■ **TASK STATEMENT**: In the listing below, pick out lines with "Infrastructure".

■ **RECORDS SUPPLIED**:
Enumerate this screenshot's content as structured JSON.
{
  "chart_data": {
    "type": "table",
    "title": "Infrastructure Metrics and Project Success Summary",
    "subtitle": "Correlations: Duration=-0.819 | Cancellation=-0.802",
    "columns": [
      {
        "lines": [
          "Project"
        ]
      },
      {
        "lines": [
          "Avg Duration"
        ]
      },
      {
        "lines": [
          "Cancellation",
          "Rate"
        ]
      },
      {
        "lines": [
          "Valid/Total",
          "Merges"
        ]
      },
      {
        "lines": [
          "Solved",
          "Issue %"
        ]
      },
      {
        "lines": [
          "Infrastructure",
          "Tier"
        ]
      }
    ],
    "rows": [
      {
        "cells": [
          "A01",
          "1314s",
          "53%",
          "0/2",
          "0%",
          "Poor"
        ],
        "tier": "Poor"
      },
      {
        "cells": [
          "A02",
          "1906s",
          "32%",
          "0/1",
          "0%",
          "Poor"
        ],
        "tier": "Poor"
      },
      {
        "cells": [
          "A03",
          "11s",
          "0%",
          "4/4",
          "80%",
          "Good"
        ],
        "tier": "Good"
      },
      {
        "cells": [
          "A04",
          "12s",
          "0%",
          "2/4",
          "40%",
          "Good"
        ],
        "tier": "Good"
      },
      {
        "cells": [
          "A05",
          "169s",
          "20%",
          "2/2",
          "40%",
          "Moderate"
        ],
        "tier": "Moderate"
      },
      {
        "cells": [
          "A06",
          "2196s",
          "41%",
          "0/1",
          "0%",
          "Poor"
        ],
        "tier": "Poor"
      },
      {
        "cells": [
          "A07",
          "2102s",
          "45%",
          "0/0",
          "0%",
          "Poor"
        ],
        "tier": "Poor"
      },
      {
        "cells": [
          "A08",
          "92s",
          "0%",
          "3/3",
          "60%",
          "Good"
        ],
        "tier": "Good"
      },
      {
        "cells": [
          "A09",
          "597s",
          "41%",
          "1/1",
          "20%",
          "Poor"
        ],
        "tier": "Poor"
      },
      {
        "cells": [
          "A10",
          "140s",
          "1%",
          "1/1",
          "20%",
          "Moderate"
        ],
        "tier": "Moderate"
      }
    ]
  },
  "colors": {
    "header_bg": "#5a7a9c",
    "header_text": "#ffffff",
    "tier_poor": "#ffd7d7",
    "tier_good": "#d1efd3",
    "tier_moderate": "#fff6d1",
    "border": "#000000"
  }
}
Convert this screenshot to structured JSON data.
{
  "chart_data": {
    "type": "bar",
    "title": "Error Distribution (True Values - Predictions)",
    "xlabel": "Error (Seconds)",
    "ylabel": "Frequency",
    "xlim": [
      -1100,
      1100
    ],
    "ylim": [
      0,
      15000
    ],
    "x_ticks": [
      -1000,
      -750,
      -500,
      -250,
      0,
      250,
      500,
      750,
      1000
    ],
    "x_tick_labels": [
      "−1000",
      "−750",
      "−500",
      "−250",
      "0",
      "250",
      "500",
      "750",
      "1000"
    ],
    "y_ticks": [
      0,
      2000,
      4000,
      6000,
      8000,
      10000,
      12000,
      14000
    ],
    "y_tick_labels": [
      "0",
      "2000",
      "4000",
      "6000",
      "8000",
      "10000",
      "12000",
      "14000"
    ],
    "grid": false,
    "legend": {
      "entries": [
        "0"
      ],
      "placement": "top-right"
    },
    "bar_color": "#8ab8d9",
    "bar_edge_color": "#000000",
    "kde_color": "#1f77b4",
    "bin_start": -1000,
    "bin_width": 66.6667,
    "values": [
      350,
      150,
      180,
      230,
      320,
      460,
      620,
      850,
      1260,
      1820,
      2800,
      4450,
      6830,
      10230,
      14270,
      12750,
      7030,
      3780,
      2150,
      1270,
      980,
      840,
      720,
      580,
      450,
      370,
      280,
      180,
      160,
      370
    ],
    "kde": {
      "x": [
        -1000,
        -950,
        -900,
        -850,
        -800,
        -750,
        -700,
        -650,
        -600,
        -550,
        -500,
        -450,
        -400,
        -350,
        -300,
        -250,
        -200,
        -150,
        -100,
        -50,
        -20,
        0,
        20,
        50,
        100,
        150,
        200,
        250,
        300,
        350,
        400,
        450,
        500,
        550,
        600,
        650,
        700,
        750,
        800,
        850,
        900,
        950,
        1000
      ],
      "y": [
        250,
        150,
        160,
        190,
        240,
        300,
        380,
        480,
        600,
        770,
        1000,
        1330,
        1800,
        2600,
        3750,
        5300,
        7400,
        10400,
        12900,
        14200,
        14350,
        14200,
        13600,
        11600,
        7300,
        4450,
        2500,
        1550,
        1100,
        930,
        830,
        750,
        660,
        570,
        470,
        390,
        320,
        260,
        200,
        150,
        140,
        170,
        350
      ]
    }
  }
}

■ **TASK OUTPUT**:
    "title": "Infrastructure Metrics and Project Success Summary",
          "Infrastructure",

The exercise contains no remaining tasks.